Exercise task: Write the data out again, character for character, with no images.

(Recorded data)
+++

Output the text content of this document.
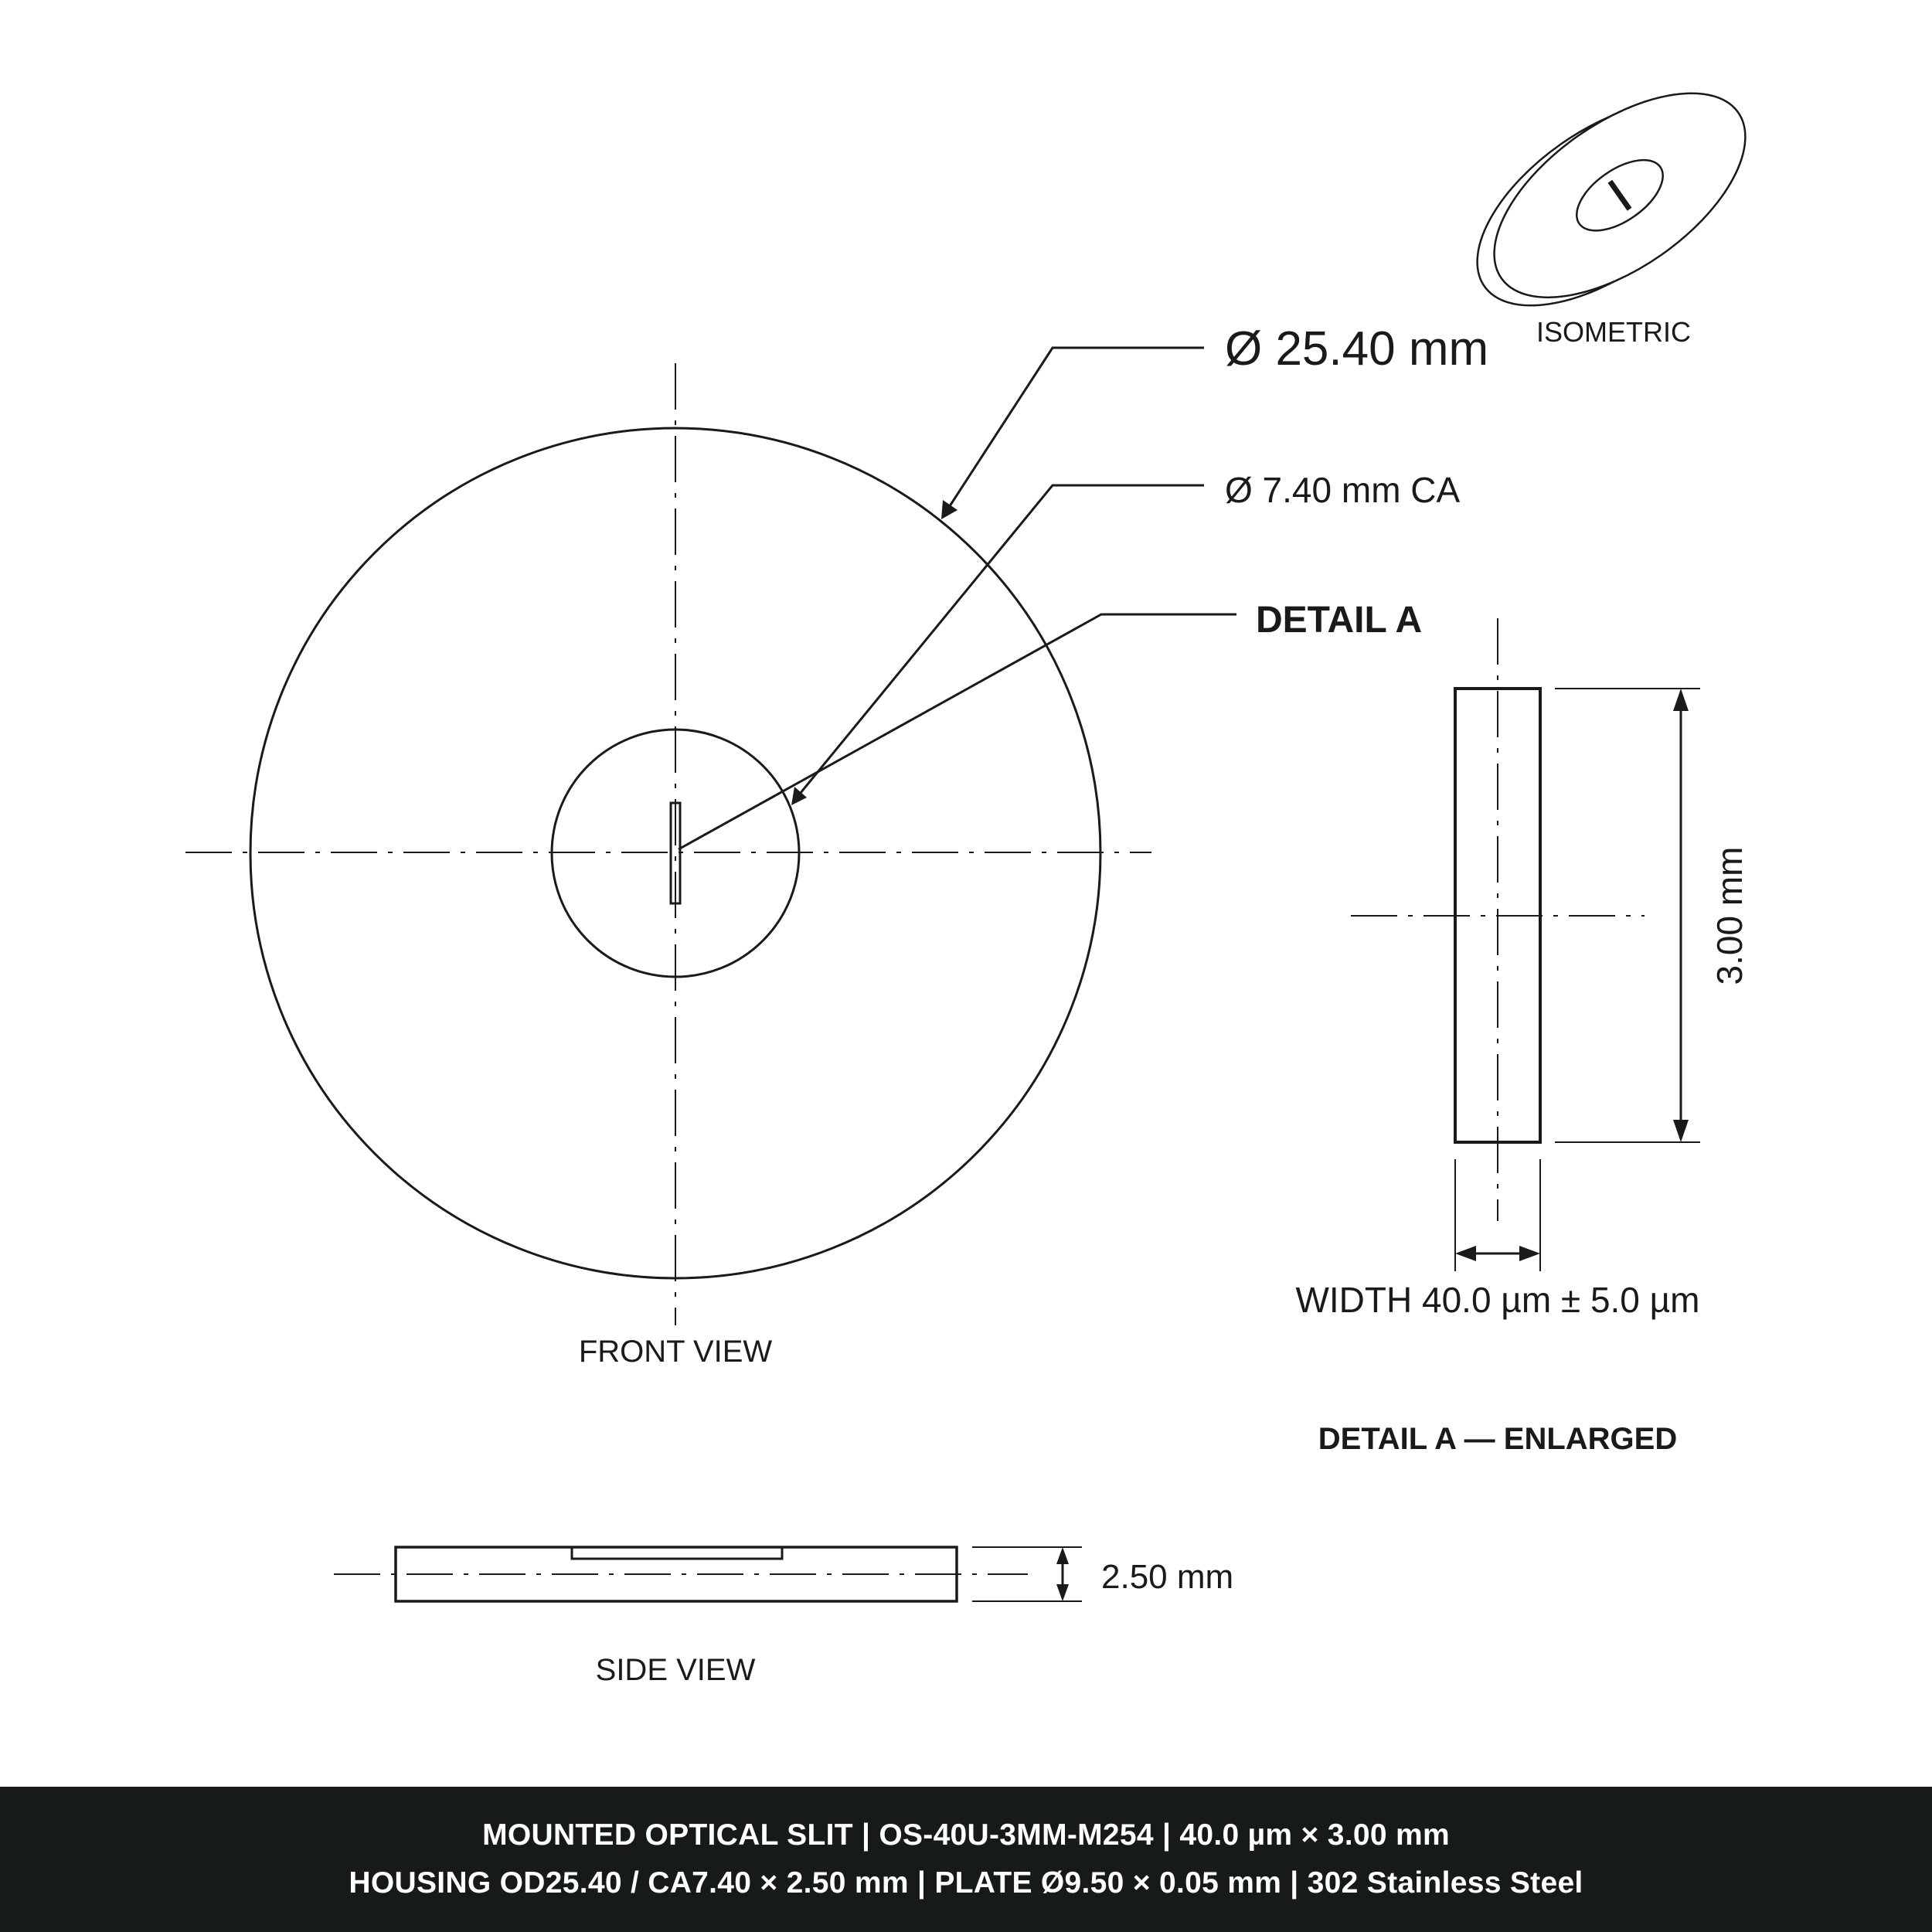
Ø 25.40 mm
Ø 7.40 mm CA
DETAIL A
FRONT VIEW
ISOMETRIC
3.00 mm
WIDTH 40.0 µm ± 5.0 µm
DETAIL A — ENLARGED
2.50 mm
SIDE VIEW
MOUNTED OPTICAL SLIT | OS-40U-3MM-M254 | 40.0 µm × 3.00 mm
HOUSING OD25.40 / CA7.40 × 2.50 mm | PLATE Ø9.50 × 0.05 mm | 302 Stainless Steel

+++

Finished exercise:
Output the text content of this document.
Ø 25.40 mm
Ø 7.40 mm CA
DETAIL A
FRONT VIEW
ISOMETRIC
3.00 mm
WIDTH 40.0 µm ± 5.0 µm
DETAIL A — ENLARGED
2.50 mm
SIDE VIEW
MOUNTED OPTICAL SLIT | OS-40U-3MM-M254 | 40.0 µm × 3.00 mm
HOUSING OD25.40 / CA7.40 × 2.50 mm | PLATE Ø9.50 × 0.05 mm | 302 Stainless Steel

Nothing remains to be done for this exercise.